AIM =
Read the entries below and pull out each line with the string "grand".

SUPPLIED ENTRIES =
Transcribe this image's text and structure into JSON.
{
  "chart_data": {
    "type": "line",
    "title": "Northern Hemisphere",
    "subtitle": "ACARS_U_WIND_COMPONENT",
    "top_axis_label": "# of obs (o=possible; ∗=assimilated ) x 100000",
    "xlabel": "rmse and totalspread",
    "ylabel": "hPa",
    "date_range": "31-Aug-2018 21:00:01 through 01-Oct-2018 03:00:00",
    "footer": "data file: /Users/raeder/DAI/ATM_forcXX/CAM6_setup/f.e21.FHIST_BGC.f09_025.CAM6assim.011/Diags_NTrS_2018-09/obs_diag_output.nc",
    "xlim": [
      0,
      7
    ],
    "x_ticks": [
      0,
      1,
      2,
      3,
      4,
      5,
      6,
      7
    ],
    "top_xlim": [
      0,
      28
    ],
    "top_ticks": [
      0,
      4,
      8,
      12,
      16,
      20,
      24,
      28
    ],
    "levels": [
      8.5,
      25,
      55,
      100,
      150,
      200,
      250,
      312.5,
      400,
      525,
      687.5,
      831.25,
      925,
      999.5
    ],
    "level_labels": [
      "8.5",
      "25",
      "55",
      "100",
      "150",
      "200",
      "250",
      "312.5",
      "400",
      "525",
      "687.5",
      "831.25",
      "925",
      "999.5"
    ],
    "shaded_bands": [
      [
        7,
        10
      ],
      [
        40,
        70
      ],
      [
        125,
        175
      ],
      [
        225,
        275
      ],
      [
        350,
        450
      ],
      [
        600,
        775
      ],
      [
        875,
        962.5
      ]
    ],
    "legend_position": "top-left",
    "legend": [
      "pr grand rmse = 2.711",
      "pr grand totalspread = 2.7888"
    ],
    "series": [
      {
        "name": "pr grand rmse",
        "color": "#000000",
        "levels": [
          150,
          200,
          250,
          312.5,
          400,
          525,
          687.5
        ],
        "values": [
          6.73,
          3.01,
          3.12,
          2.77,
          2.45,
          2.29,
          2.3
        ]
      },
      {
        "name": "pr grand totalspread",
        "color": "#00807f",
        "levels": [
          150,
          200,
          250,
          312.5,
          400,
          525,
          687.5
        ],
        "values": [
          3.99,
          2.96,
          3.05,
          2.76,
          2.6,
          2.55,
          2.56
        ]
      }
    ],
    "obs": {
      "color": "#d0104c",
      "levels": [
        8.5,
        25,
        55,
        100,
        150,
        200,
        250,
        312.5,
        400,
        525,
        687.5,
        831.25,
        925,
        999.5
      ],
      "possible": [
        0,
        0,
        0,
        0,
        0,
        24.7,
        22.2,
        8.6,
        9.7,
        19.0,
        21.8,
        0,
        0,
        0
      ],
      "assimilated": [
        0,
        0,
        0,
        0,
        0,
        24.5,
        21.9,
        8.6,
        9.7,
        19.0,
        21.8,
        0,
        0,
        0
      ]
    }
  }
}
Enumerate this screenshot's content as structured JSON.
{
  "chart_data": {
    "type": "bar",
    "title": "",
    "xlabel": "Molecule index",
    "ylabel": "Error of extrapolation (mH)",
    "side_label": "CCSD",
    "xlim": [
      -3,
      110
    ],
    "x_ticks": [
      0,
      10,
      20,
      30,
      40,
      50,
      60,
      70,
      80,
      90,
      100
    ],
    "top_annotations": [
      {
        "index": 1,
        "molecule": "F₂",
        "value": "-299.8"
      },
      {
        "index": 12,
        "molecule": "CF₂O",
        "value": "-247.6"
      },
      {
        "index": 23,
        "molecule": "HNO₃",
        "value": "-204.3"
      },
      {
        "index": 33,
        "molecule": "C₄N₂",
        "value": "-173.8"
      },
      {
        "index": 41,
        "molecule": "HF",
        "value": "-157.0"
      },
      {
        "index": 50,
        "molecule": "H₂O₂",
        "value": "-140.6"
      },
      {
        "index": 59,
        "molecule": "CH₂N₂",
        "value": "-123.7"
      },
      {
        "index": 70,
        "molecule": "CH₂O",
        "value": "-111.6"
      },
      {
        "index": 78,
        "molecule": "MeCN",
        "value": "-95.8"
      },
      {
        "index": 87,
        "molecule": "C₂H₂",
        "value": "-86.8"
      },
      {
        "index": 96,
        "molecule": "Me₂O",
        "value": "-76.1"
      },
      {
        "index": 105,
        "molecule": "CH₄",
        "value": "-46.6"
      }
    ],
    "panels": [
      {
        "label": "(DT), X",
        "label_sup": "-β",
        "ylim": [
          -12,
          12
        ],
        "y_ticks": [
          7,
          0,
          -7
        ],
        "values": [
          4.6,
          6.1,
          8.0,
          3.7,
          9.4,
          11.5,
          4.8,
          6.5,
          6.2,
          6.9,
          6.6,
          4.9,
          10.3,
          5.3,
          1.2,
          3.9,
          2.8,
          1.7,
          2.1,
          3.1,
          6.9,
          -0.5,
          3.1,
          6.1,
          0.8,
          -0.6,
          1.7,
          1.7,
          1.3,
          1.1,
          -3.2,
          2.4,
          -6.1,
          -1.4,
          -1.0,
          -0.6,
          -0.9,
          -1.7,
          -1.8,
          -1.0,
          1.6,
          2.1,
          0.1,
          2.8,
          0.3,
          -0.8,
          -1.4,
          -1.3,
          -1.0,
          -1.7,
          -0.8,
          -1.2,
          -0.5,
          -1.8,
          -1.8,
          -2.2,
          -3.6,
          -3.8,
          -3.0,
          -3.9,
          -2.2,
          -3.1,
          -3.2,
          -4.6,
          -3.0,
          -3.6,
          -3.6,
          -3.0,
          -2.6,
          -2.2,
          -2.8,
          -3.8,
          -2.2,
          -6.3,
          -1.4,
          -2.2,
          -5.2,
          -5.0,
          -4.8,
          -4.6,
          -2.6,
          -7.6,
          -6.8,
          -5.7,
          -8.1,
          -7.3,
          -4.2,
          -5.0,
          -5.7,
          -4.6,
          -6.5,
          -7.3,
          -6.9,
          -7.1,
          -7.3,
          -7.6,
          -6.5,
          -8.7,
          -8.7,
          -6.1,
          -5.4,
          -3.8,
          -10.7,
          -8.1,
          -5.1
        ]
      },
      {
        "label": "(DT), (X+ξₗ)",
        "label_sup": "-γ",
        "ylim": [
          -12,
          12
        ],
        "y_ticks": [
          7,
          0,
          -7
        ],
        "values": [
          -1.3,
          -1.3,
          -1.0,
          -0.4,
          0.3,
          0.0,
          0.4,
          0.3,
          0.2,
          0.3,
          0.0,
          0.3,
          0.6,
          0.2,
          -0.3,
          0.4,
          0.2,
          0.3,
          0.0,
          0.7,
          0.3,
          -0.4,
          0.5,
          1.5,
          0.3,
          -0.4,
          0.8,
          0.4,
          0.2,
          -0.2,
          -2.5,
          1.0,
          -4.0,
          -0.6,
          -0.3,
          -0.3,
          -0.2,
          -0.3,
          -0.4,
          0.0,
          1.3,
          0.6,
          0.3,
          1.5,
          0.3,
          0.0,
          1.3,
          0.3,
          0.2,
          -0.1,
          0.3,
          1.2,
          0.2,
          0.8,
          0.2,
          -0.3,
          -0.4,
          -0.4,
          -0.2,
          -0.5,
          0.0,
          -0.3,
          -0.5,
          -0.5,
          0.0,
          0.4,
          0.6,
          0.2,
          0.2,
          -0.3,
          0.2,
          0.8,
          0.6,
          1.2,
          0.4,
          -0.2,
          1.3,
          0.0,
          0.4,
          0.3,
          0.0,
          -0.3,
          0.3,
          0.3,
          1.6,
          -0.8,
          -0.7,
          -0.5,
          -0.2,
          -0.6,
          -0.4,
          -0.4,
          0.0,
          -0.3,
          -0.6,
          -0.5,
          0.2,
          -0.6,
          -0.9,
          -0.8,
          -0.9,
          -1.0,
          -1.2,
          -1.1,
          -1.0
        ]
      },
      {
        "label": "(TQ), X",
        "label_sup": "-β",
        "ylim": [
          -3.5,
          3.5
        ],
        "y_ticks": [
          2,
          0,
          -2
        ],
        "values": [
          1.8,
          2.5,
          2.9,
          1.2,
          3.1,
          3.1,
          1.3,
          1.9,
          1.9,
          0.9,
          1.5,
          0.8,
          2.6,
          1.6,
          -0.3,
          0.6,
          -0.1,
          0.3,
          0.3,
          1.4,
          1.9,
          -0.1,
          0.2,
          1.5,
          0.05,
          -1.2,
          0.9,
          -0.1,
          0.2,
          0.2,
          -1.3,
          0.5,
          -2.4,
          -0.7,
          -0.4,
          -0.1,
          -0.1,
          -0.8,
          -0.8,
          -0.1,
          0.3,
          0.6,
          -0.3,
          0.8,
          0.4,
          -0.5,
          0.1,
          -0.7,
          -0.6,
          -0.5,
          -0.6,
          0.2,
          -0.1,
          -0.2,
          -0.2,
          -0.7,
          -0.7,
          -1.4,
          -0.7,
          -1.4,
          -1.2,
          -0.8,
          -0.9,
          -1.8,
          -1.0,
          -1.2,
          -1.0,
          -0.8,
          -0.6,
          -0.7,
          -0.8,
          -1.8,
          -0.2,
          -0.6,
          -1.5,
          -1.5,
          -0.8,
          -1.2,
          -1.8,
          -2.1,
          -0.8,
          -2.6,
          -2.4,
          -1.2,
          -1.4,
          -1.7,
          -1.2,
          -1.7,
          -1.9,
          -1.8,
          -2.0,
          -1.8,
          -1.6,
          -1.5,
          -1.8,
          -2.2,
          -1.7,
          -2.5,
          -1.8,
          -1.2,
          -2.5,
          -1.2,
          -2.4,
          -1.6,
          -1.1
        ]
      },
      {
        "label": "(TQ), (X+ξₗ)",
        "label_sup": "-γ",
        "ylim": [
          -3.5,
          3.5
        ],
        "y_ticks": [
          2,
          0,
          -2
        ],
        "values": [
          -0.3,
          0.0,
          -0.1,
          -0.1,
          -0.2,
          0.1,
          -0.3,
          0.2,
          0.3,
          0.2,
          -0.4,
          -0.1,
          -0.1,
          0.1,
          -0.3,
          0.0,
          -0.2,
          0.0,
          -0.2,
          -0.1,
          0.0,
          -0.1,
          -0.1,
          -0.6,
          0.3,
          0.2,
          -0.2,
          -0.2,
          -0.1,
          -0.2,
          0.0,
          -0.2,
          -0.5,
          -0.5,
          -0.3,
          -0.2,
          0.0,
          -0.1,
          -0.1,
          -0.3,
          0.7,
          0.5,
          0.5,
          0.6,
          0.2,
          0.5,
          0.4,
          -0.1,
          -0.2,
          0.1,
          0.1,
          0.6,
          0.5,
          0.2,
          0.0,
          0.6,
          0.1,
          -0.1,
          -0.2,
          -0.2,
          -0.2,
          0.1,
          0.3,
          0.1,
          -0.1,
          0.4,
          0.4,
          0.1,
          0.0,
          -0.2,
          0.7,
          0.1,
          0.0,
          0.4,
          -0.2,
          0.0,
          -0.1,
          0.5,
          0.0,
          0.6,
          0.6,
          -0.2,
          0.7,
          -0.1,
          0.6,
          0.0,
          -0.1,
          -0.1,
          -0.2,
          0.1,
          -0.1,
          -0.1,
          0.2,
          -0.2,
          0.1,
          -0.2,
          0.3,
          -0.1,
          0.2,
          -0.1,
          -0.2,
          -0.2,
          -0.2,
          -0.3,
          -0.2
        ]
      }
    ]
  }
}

RESULT OF THIS TASK =
      "pr grand rmse = 2.711",
      "pr grand totalspread = 2.7888"
        "name": "pr grand rmse",
        "name": "pr grand totalspread",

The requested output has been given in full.